Exactly how many lines have the word "DENSITY"? Answer with the bare number.

#### Listed records:
<<<<

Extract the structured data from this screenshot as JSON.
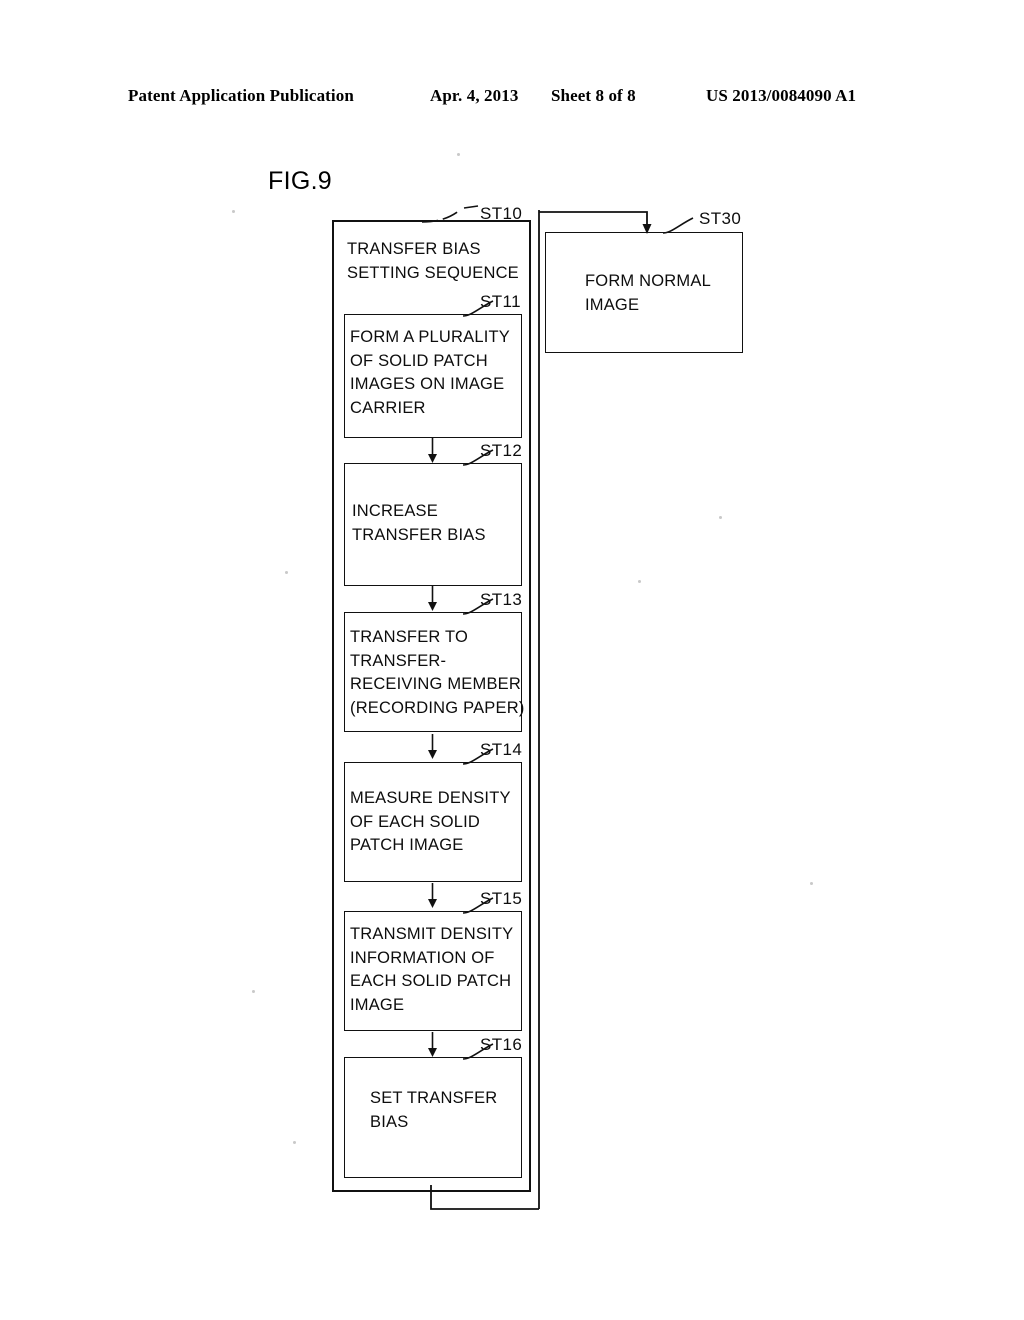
{
  "header": {
    "publication": "Patent Application Publication",
    "date": "Apr. 4, 2013",
    "sheet": "Sheet 8 of 8",
    "patent_number": "US 2013/0084090 A1"
  },
  "figure": {
    "label": "FIG.9",
    "type": "flowchart"
  },
  "flowchart": {
    "outer_process": {
      "tag": "ST10",
      "text": "TRANSFER BIAS\nSETTING SEQUENCE"
    },
    "steps": [
      {
        "tag": "ST11",
        "text": "FORM A PLURALITY\nOF SOLID PATCH\nIMAGES ON IMAGE\nCARRIER"
      },
      {
        "tag": "ST12",
        "text": "INCREASE\nTRANSFER BIAS"
      },
      {
        "tag": "ST13",
        "text": "TRANSFER TO\nTRANSFER-\nRECEIVING MEMBER\n(RECORDING PAPER)"
      },
      {
        "tag": "ST14",
        "text": "MEASURE DENSITY\nOF EACH SOLID\nPATCH IMAGE"
      },
      {
        "tag": "ST15",
        "text": "TRANSMIT DENSITY\nINFORMATION OF\nEACH SOLID PATCH\nIMAGE"
      },
      {
        "tag": "ST16",
        "text": "SET TRANSFER\nBIAS"
      }
    ],
    "terminal_step": {
      "tag": "ST30",
      "text": "FORM NORMAL\nIMAGE"
    }
  },
  "colors": {
    "ink": "#111111",
    "paper": "#ffffff"
  }
}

>>>>

#### Answer to the exercise:
2